What is being asked -
Give the listing again character for character, but drop the images.
==== Data for this exercise
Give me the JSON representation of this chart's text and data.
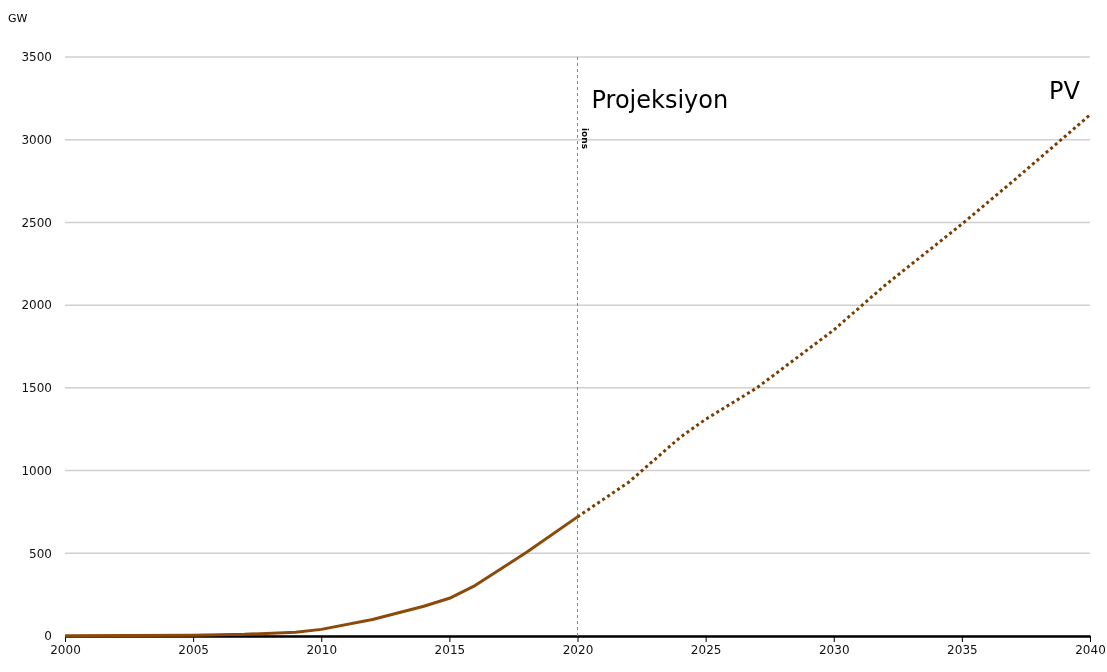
{
  "chart_data": {
    "type": "line",
    "ylabel": "GW",
    "xlim": [
      2000,
      2040
    ],
    "xticks": [
      2000,
      2005,
      2010,
      2015,
      2020,
      2025,
      2030,
      2035,
      2040
    ],
    "ylim": [
      0,
      3500
    ],
    "yticks": [
      0,
      500,
      1000,
      1500,
      2000,
      2500,
      3000,
      3500
    ],
    "grid": "y",
    "legend": false,
    "marker": "none",
    "series": [
      {
        "color": "#8b4a0a",
        "line_style": "solid",
        "x": [
          2000,
          2005,
          2007,
          2009,
          2010,
          2012,
          2014,
          2015,
          2016,
          2018,
          2020
        ],
        "values": [
          1,
          5,
          10,
          23,
          40,
          100,
          180,
          228,
          305,
          505,
          720
        ]
      },
      {
        "name": "PV",
        "color": "#7a3d00",
        "line_style": "dotted",
        "x": [
          2020,
          2022,
          2024,
          2025,
          2027,
          2030,
          2032,
          2035,
          2037,
          2040
        ],
        "values": [
          720,
          930,
          1200,
          1310,
          1500,
          1850,
          2120,
          2490,
          2750,
          3150
        ]
      }
    ],
    "ref_lines": [
      {
        "axis": "x",
        "value": 2020,
        "label": "Projeksiyon",
        "color": "#888888",
        "line_style": "dotted"
      }
    ],
    "annotations": [
      "ions"
    ]
  }
}
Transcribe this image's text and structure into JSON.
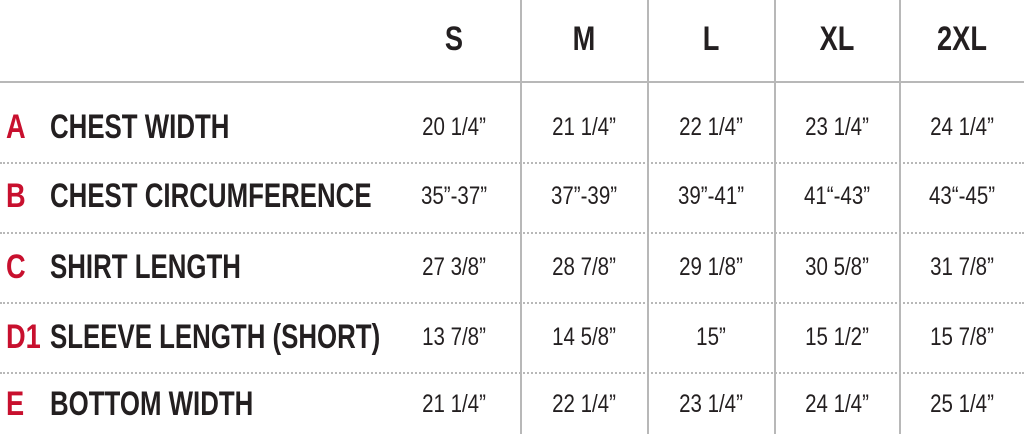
{
  "header": {
    "columns": [
      "S",
      "M",
      "L",
      "XL",
      "2XL"
    ]
  },
  "rows": [
    {
      "letter": "A",
      "label": "CHEST WIDTH",
      "values": [
        "20 1/4”",
        "21 1/4”",
        "22 1/4”",
        "23 1/4”",
        "24 1/4”"
      ]
    },
    {
      "letter": "B",
      "label": "CHEST CIRCUMFERENCE",
      "values": [
        "35”-37”",
        "37”-39”",
        "39”-41”",
        "41“-43”",
        "43“-45”"
      ]
    },
    {
      "letter": "C",
      "label": "SHIRT LENGTH",
      "values": [
        "27 3/8”",
        "28 7/8”",
        "29 1/8”",
        "30 5/8”",
        "31 7/8”"
      ]
    },
    {
      "letter": "D1",
      "label": "SLEEVE LENGTH (SHORT)",
      "values": [
        "13 7/8”",
        "14 5/8”",
        "15”",
        "15 1/2”",
        "15 7/8”"
      ]
    },
    {
      "letter": "E",
      "label": "BOTTOM WIDTH",
      "values": [
        "21 1/4”",
        "22 1/4”",
        "23 1/4”",
        "24 1/4”",
        "25 1/4”"
      ]
    }
  ]
}
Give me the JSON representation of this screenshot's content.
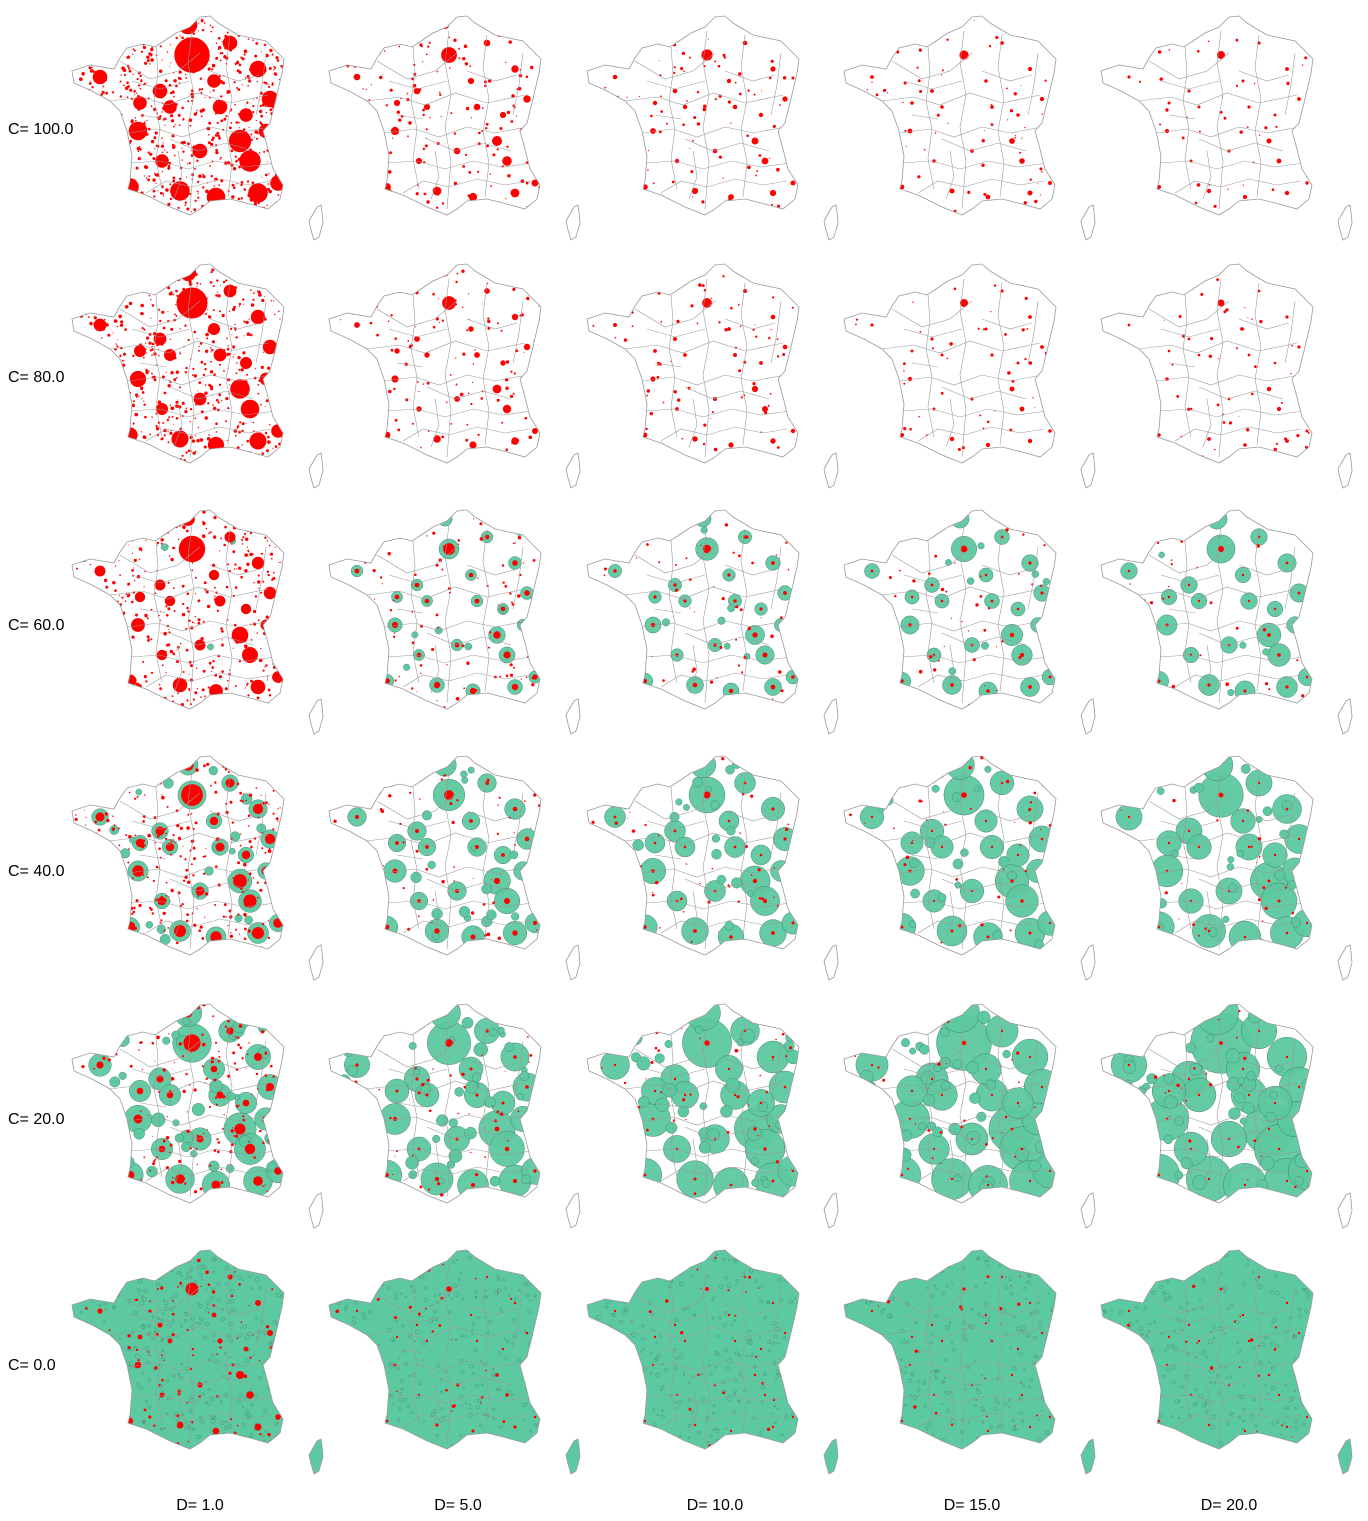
{
  "figure": {
    "row_prefix": "C=",
    "col_prefix": "D=",
    "rows": [
      {
        "label": "C= 100.0",
        "C": 100.0
      },
      {
        "label": "C= 80.0",
        "C": 80.0
      },
      {
        "label": "C= 60.0",
        "C": 60.0
      },
      {
        "label": "C= 40.0",
        "C": 40.0
      },
      {
        "label": "C= 20.0",
        "C": 20.0
      },
      {
        "label": "C= 0.0",
        "C": 0.0
      }
    ],
    "cols": [
      {
        "label": "D= 1.0",
        "D": 1.0
      },
      {
        "label": "D= 5.0",
        "D": 5.0
      },
      {
        "label": "D= 10.0",
        "D": 10.0
      },
      {
        "label": "D= 15.0",
        "D": 15.0
      },
      {
        "label": "D= 20.0",
        "D": 20.0
      }
    ],
    "colors": {
      "background": "#ffffff",
      "border": "#9a9a9a",
      "urban_red": "#ff0000",
      "green_fill": "#5cc9a0",
      "green_outline": "#4a7a6a"
    },
    "map_subject": "France with departmental boundaries and Corsica inset"
  }
}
========
Completed exercise -
Give me the JSON representation of this chart's text and data.
{
  "chart_data": {
    "type": "line",
    "ylabel": "GW",
    "xlim": [
      2000,
      2040
    ],
    "xticks": [
      2000,
      2005,
      2010,
      2015,
      2020,
      2025,
      2030,
      2035,
      2040
    ],
    "ylim": [
      0,
      3500
    ],
    "yticks": [
      0,
      500,
      1000,
      1500,
      2000,
      2500,
      3000,
      3500
    ],
    "grid": "y",
    "legend": false,
    "marker": "none",
    "series": [
      {
        "color": "#8b4a0a",
        "line_style": "solid",
        "x": [
          2000,
          2005,
          2007,
          2009,
          2010,
          2012,
          2014,
          2015,
          2016,
          2018,
          2020
        ],
        "values": [
          1,
          5,
          10,
          23,
          40,
          100,
          180,
          228,
          305,
          505,
          720
        ]
      },
      {
        "name": "PV",
        "color": "#7a3d00",
        "line_style": "dotted",
        "x": [
          2020,
          2022,
          2024,
          2025,
          2027,
          2030,
          2032,
          2035,
          2037,
          2040
        ],
        "values": [
          720,
          930,
          1200,
          1310,
          1500,
          1850,
          2120,
          2490,
          2750,
          3150
        ]
      }
    ],
    "ref_lines": [
      {
        "axis": "x",
        "value": 2020,
        "label": "Projeksiyon",
        "color": "#888888",
        "line_style": "dotted"
      }
    ],
    "annotations": [
      "ions"
    ]
  }
}
Transcribe this image's text and structure into JSON.
{
  "header": {
    "columns": [
      "S",
      "M",
      "L",
      "XL",
      "2XL"
    ]
  },
  "rows": [
    {
      "letter": "A",
      "label": "CHEST WIDTH",
      "values": [
        "20 1/4”",
        "21 1/4”",
        "22 1/4”",
        "23 1/4”",
        "24 1/4”"
      ]
    },
    {
      "letter": "B",
      "label": "CHEST CIRCUMFERENCE",
      "values": [
        "35”-37”",
        "37”-39”",
        "39”-41”",
        "41“-43”",
        "43“-45”"
      ]
    },
    {
      "letter": "C",
      "label": "SHIRT LENGTH",
      "values": [
        "27 3/8”",
        "28 7/8”",
        "29 1/8”",
        "30 5/8”",
        "31 7/8”"
      ]
    },
    {
      "letter": "D1",
      "label": "SLEEVE LENGTH (SHORT)",
      "values": [
        "13 7/8”",
        "14 5/8”",
        "15”",
        "15 1/2”",
        "15 7/8”"
      ]
    },
    {
      "letter": "E",
      "label": "BOTTOM WIDTH",
      "values": [
        "21 1/4”",
        "22 1/4”",
        "23 1/4”",
        "24 1/4”",
        "25 1/4”"
      ]
    }
  ]
}
Give me the JSON representation of this screenshot's content.
{
  "figure": {
    "row_prefix": "C=",
    "col_prefix": "D=",
    "rows": [
      {
        "label": "C= 100.0",
        "C": 100.0
      },
      {
        "label": "C= 80.0",
        "C": 80.0
      },
      {
        "label": "C= 60.0",
        "C": 60.0
      },
      {
        "label": "C= 40.0",
        "C": 40.0
      },
      {
        "label": "C= 20.0",
        "C": 20.0
      },
      {
        "label": "C= 0.0",
        "C": 0.0
      }
    ],
    "cols": [
      {
        "label": "D= 1.0",
        "D": 1.0
      },
      {
        "label": "D= 5.0",
        "D": 5.0
      },
      {
        "label": "D= 10.0",
        "D": 10.0
      },
      {
        "label": "D= 15.0",
        "D": 15.0
      },
      {
        "label": "D= 20.0",
        "D": 20.0
      }
    ],
    "colors": {
      "background": "#ffffff",
      "border": "#9a9a9a",
      "urban_red": "#ff0000",
      "green_fill": "#5cc9a0",
      "green_outline": "#4a7a6a"
    },
    "map_subject": "France with departmental boundaries and Corsica inset"
  }
}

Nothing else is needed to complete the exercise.